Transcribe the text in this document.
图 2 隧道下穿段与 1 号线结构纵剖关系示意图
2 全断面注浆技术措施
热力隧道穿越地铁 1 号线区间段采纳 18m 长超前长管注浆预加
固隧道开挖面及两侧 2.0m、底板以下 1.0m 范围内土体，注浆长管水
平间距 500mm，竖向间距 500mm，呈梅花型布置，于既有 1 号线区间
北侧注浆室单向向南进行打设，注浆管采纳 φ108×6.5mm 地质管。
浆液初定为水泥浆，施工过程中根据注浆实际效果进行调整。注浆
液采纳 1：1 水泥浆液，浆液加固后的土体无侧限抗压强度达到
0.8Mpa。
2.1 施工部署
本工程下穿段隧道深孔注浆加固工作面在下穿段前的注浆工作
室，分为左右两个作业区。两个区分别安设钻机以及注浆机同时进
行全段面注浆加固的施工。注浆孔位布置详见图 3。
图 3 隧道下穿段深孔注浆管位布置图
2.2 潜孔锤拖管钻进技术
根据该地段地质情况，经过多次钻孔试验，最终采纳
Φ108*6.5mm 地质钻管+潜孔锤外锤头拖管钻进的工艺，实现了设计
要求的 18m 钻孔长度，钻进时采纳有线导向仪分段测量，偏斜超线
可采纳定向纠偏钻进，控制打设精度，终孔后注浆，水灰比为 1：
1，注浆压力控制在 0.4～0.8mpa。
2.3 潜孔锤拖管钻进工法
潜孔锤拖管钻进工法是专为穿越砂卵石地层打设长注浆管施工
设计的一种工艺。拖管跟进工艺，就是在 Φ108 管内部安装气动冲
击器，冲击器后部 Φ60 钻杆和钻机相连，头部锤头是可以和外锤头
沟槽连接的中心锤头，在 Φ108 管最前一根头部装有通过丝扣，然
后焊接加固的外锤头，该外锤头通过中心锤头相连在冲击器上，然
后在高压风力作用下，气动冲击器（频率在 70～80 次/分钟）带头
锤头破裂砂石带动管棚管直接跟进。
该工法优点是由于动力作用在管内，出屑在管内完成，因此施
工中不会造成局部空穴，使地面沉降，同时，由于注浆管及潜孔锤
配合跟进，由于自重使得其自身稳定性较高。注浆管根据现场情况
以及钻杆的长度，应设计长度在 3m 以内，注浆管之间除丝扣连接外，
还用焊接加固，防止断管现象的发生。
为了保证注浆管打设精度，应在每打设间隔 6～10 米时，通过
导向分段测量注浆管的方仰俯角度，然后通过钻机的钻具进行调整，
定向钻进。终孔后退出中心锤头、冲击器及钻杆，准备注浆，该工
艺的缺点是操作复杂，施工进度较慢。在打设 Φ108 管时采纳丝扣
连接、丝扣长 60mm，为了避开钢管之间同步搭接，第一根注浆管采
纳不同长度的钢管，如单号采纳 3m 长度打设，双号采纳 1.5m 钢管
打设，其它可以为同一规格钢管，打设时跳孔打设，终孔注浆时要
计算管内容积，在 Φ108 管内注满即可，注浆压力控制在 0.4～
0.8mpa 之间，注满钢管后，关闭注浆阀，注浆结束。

________________

_THE REQUEST_
Return all the data exactly as given.

_REPLY TO THE EXERCISE_
Transcribe the text in this document.
图 2 隧道下穿段与 1 号线结构纵剖关系示意图
2 全断面注浆技术措施
热力隧道穿越地铁 1 号线区间段采纳 18m 长超前长管注浆预加
固隧道开挖面及两侧 2.0m、底板以下 1.0m 范围内土体，注浆长管水
平间距 500mm，竖向间距 500mm，呈梅花型布置，于既有 1 号线区间
北侧注浆室单向向南进行打设，注浆管采纳 φ108×6.5mm 地质管。
浆液初定为水泥浆，施工过程中根据注浆实际效果进行调整。注浆
液采纳 1：1 水泥浆液，浆液加固后的土体无侧限抗压强度达到
0.8Mpa。
2.1 施工部署
本工程下穿段隧道深孔注浆加固工作面在下穿段前的注浆工作
室，分为左右两个作业区。两个区分别安设钻机以及注浆机同时进
行全段面注浆加固的施工。注浆孔位布置详见图 3。
图 3 隧道下穿段深孔注浆管位布置图
2.2 潜孔锤拖管钻进技术
根据该地段地质情况，经过多次钻孔试验，最终采纳
Φ108*6.5mm 地质钻管+潜孔锤外锤头拖管钻进的工艺，实现了设计
要求的 18m 钻孔长度，钻进时采纳有线导向仪分段测量，偏斜超线
可采纳定向纠偏钻进，控制打设精度，终孔后注浆，水灰比为 1：
1，注浆压力控制在 0.4～0.8mpa。
2.3 潜孔锤拖管钻进工法
潜孔锤拖管钻进工法是专为穿越砂卵石地层打设长注浆管施工
设计的一种工艺。拖管跟进工艺，就是在 Φ108 管内部安装气动冲
击器，冲击器后部 Φ60 钻杆和钻机相连，头部锤头是可以和外锤头
沟槽连接的中心锤头，在 Φ108 管最前一根头部装有通过丝扣，然
后焊接加固的外锤头，该外锤头通过中心锤头相连在冲击器上，然
后在高压风力作用下，气动冲击器（频率在 70～80 次/分钟）带头
锤头破裂砂石带动管棚管直接跟进。
该工法优点是由于动力作用在管内，出屑在管内完成，因此施
工中不会造成局部空穴，使地面沉降，同时，由于注浆管及潜孔锤
配合跟进，由于自重使得其自身稳定性较高。注浆管根据现场情况
以及钻杆的长度，应设计长度在 3m 以内，注浆管之间除丝扣连接外，
还用焊接加固，防止断管现象的发生。
为了保证注浆管打设精度，应在每打设间隔 6～10 米时，通过
导向分段测量注浆管的方仰俯角度，然后通过钻机的钻具进行调整，
定向钻进。终孔后退出中心锤头、冲击器及钻杆，准备注浆，该工
艺的缺点是操作复杂，施工进度较慢。在打设 Φ108 管时采纳丝扣
连接、丝扣长 60mm，为了避开钢管之间同步搭接，第一根注浆管采
纳不同长度的钢管，如单号采纳 3m 长度打设，双号采纳 1.5m 钢管
打设，其它可以为同一规格钢管，打设时跳孔打设，终孔注浆时要
计算管内容积，在 Φ108 管内注满即可，注浆压力控制在 0.4～
0.8mpa 之间，注满钢管后，关闭注浆阀，注浆结束。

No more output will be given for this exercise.